BEGIN

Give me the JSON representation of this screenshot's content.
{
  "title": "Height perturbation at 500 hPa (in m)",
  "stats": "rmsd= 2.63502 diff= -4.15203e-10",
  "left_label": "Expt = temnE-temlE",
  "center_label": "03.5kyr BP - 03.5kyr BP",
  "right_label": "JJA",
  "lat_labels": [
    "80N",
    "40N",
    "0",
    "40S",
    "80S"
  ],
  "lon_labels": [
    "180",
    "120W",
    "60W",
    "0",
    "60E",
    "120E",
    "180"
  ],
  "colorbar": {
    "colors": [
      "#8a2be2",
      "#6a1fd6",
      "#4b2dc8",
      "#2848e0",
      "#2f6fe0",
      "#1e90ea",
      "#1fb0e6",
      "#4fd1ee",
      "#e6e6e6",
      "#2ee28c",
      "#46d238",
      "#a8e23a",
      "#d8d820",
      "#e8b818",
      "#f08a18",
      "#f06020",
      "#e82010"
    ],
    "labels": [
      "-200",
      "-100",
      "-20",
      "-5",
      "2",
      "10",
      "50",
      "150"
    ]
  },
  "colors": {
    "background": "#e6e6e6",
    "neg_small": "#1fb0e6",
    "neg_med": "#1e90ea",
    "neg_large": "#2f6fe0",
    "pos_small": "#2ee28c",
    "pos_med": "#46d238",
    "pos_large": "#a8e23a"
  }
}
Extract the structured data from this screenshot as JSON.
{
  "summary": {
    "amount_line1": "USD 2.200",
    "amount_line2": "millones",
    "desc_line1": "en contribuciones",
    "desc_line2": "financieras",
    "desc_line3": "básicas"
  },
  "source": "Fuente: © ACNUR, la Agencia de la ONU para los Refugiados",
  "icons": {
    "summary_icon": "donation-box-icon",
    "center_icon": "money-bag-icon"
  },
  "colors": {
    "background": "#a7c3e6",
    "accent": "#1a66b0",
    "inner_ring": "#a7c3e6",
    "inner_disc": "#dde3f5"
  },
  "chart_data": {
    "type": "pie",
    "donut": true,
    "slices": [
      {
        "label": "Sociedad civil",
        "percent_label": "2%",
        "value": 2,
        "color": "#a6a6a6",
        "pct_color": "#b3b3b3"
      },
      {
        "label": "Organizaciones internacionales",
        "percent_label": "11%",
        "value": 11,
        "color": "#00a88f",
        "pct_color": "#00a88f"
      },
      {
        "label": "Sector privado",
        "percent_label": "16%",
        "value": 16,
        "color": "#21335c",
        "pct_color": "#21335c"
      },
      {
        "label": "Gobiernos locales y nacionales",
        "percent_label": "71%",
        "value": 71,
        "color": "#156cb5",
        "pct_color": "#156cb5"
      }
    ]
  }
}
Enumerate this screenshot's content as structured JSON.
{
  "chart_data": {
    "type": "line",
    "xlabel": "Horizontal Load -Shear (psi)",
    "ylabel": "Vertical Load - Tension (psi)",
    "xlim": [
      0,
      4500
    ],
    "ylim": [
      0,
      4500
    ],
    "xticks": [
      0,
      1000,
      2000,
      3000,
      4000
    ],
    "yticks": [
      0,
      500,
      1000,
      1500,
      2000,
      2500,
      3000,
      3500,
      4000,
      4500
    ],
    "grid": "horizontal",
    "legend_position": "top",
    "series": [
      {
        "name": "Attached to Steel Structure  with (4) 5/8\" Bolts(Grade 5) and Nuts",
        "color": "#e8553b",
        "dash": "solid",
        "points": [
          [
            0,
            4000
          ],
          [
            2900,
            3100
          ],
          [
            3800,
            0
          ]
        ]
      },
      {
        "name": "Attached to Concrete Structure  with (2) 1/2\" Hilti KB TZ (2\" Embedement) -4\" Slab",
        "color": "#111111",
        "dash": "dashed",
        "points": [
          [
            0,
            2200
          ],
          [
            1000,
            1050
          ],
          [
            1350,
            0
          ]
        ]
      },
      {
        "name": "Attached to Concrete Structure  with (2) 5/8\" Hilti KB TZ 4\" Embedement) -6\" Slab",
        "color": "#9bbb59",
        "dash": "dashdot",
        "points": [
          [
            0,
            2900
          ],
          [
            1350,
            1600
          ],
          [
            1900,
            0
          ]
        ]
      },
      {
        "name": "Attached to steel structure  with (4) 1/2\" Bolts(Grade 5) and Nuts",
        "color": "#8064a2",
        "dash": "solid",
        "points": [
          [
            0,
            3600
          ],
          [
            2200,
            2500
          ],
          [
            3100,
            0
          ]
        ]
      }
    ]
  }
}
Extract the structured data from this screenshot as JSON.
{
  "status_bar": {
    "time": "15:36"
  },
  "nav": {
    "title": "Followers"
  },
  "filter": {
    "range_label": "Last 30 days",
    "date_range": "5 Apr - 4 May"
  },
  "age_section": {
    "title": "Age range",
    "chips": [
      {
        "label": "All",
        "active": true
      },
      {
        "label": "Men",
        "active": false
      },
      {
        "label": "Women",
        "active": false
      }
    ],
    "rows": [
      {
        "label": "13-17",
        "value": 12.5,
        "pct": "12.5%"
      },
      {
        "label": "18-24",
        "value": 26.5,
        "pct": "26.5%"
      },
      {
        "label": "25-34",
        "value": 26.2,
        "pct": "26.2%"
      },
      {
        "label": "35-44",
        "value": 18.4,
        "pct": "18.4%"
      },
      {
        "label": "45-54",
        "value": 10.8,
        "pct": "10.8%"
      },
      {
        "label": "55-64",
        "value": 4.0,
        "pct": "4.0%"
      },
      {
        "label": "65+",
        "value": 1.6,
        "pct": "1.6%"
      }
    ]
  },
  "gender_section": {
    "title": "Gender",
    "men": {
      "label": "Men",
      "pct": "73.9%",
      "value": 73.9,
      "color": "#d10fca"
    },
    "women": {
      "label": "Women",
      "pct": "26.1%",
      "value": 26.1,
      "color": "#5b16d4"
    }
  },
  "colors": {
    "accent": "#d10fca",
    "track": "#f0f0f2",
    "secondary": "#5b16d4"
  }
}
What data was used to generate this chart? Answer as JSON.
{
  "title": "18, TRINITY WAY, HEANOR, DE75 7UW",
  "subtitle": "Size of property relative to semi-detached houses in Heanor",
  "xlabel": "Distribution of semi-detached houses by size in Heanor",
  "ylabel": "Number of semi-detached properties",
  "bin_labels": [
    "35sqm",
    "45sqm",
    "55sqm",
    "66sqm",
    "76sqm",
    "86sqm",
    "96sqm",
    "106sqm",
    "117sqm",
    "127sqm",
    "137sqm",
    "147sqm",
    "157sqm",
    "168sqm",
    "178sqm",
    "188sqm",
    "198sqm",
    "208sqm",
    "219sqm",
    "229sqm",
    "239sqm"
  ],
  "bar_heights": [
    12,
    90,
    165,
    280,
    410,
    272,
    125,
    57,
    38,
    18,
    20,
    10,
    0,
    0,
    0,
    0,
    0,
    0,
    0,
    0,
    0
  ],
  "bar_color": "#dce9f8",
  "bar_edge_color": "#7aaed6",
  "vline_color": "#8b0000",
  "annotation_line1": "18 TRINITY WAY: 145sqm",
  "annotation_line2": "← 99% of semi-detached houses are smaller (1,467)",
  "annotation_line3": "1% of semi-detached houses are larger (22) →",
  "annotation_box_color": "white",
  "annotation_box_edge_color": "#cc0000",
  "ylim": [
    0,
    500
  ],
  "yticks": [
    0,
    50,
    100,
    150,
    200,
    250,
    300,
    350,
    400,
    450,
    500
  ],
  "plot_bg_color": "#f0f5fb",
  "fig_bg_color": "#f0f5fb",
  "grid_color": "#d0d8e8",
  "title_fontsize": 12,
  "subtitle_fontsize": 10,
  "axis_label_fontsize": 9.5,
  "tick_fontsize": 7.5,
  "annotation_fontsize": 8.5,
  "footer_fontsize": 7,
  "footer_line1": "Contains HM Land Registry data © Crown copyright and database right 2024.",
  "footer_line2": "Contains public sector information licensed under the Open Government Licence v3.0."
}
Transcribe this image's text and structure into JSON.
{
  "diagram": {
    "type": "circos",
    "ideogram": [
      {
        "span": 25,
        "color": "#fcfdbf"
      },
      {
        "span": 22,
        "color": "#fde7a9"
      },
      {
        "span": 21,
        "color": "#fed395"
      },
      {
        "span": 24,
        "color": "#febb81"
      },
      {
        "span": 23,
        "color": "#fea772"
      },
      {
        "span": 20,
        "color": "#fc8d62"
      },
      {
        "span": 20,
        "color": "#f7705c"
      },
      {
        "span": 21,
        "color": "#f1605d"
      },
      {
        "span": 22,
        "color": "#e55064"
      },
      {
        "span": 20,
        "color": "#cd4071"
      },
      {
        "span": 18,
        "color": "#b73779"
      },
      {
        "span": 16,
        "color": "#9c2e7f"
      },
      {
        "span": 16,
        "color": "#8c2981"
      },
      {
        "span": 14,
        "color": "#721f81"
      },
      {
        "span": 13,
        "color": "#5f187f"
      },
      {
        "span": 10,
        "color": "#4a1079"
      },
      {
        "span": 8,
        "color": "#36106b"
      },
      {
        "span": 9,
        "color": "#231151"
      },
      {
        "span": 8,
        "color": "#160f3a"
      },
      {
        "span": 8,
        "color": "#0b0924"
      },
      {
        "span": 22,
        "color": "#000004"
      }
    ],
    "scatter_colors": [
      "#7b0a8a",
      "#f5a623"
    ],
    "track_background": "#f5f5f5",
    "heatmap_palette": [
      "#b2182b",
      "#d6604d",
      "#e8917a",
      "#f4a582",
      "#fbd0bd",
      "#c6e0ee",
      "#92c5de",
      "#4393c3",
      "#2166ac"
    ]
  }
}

END

■ **WORK INSTRUCTIONS**:
From the data above, copy each line that holds "Bolts".

■ **RESULT BELOW**:
        "name": "Attached to Steel Structure  with (4) 5/8\" Bolts(Grade 5) and Nuts",
        "name": "Attached to steel structure  with (4) 1/2\" Bolts(Grade 5) and Nuts",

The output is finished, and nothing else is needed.